(Dataset excerpt)
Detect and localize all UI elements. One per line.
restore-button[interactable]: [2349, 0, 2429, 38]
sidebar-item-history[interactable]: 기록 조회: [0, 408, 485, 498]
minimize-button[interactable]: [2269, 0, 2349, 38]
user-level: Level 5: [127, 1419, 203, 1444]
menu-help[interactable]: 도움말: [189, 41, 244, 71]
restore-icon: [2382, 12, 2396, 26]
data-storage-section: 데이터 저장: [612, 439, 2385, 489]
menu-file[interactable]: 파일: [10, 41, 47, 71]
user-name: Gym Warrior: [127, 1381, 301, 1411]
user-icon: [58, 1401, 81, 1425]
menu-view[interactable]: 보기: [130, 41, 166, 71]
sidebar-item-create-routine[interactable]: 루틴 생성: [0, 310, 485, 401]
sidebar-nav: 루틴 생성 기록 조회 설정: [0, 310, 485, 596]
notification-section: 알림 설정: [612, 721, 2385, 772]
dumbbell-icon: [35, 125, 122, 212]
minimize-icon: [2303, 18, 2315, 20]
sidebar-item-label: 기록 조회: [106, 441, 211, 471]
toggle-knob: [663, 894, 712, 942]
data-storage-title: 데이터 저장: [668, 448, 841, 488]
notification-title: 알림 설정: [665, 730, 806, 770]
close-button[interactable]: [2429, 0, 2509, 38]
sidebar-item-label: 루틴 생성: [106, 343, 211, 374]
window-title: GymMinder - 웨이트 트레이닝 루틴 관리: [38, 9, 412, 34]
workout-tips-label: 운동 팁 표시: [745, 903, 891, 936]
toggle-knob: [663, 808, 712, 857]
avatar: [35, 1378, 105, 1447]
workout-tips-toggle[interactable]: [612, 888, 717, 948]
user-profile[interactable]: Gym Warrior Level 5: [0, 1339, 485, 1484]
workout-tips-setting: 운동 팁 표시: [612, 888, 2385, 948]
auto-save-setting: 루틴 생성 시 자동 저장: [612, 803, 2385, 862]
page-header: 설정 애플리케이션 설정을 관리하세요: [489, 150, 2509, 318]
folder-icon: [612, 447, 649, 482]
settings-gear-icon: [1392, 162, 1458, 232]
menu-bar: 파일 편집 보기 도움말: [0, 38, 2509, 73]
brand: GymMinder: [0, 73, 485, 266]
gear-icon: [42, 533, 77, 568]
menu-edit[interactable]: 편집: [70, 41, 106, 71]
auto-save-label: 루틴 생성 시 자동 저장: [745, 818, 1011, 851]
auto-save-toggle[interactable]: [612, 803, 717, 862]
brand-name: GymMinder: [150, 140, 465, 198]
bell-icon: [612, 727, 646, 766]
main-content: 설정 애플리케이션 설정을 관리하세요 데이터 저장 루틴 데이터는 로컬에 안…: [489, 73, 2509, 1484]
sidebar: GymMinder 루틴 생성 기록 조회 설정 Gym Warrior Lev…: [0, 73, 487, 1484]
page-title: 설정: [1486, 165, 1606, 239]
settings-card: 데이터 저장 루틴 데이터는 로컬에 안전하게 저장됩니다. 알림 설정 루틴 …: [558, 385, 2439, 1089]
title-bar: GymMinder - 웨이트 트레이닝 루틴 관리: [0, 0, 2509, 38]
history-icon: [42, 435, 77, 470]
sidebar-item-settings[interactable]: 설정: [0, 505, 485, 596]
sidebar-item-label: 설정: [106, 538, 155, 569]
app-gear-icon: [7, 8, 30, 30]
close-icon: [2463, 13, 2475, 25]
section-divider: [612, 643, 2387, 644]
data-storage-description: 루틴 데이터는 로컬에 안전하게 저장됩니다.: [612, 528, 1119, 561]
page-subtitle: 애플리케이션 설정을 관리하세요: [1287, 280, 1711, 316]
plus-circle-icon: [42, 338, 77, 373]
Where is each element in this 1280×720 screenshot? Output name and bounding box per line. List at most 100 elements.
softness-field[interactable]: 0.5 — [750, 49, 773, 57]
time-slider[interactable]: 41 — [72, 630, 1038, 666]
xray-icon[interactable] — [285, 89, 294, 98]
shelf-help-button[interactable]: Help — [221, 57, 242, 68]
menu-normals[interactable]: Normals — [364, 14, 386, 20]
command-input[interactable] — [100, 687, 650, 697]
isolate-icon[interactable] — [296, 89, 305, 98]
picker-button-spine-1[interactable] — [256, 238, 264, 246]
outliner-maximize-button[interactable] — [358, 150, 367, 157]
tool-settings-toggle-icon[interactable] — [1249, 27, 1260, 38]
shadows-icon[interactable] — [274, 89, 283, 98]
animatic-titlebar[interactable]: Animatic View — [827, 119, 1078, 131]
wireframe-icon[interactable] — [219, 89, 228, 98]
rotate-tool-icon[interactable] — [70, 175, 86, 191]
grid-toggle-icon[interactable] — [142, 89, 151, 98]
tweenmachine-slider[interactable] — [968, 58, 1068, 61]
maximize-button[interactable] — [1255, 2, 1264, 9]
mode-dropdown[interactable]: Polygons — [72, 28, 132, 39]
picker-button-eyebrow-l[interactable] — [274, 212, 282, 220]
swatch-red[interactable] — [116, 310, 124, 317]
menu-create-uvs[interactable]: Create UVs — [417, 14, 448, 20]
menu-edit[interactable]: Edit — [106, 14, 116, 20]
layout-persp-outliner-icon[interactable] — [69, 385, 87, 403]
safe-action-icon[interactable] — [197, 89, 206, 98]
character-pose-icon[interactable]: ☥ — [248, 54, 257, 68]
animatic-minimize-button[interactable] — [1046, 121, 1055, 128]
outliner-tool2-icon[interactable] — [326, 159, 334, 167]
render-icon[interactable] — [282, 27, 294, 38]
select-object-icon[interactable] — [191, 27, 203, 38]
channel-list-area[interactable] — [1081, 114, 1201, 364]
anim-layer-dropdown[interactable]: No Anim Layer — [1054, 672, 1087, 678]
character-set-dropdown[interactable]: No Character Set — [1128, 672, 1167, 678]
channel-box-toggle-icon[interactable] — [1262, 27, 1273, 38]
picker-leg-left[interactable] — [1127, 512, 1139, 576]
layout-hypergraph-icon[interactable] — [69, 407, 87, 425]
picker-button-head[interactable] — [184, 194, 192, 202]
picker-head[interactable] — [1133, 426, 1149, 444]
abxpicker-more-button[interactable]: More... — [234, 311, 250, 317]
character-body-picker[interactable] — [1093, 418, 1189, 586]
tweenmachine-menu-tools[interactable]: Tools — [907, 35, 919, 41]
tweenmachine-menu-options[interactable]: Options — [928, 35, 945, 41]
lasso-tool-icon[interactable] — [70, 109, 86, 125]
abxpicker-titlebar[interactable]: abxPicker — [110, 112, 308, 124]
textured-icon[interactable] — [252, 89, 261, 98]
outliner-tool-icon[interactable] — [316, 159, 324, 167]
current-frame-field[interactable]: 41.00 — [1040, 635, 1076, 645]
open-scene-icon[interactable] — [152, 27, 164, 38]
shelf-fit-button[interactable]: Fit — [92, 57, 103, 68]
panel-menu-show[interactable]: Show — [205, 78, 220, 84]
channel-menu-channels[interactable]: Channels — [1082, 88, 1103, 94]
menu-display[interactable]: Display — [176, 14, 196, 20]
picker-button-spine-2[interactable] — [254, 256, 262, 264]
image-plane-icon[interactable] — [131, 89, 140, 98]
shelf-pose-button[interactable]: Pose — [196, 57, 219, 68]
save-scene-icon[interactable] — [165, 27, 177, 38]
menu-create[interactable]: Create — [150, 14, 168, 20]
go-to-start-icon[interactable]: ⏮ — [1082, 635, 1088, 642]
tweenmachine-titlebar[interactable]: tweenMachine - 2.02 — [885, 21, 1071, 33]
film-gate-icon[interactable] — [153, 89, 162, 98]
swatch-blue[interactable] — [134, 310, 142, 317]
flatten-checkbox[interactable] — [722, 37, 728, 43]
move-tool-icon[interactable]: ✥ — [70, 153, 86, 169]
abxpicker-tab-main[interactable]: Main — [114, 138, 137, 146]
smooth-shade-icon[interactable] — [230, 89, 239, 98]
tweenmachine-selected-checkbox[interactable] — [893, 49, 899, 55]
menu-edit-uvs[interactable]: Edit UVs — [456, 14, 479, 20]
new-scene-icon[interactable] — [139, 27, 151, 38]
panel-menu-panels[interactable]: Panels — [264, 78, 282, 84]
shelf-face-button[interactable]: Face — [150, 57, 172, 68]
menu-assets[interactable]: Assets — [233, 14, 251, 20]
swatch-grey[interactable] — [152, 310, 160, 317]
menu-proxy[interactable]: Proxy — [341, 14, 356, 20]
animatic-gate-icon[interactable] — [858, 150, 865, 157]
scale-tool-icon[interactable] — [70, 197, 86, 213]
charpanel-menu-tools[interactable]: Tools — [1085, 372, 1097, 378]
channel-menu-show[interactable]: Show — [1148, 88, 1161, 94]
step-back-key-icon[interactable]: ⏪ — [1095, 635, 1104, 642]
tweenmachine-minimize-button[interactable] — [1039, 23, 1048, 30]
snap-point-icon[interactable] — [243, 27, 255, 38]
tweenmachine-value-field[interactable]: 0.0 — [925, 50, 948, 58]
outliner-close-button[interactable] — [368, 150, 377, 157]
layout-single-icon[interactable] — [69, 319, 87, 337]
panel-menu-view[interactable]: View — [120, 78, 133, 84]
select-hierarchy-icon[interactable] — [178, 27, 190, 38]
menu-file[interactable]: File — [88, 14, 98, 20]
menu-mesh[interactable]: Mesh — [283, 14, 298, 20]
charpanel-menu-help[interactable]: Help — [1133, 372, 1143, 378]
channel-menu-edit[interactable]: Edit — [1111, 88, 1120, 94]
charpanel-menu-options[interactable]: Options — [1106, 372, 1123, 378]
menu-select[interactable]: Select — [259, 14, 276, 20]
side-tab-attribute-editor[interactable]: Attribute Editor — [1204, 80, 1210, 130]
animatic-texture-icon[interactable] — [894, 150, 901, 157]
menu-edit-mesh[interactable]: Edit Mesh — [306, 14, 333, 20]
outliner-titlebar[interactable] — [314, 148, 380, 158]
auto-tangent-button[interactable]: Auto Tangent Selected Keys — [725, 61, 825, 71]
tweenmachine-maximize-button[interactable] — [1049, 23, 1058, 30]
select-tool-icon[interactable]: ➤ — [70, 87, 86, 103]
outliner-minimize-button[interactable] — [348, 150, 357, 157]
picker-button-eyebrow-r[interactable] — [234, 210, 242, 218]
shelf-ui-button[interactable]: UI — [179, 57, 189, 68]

§ **Prompt**
Quote the lines above, beginning with the first one and stopping after the line that contains "menu-view[interactable]: 보기: [130, 41, 166, 71]".

§ **Expected answer**
Detect and localize all UI elements. One per line.
restore-button[interactable]: [2349, 0, 2429, 38]
sidebar-item-history[interactable]: 기록 조회: [0, 408, 485, 498]
minimize-button[interactable]: [2269, 0, 2349, 38]
user-level: Level 5: [127, 1419, 203, 1444]
menu-help[interactable]: 도움말: [189, 41, 244, 71]
restore-icon: [2382, 12, 2396, 26]
data-storage-section: 데이터 저장: [612, 439, 2385, 489]
menu-file[interactable]: 파일: [10, 41, 47, 71]
user-name: Gym Warrior: [127, 1381, 301, 1411]
user-icon: [58, 1401, 81, 1425]
menu-view[interactable]: 보기: [130, 41, 166, 71]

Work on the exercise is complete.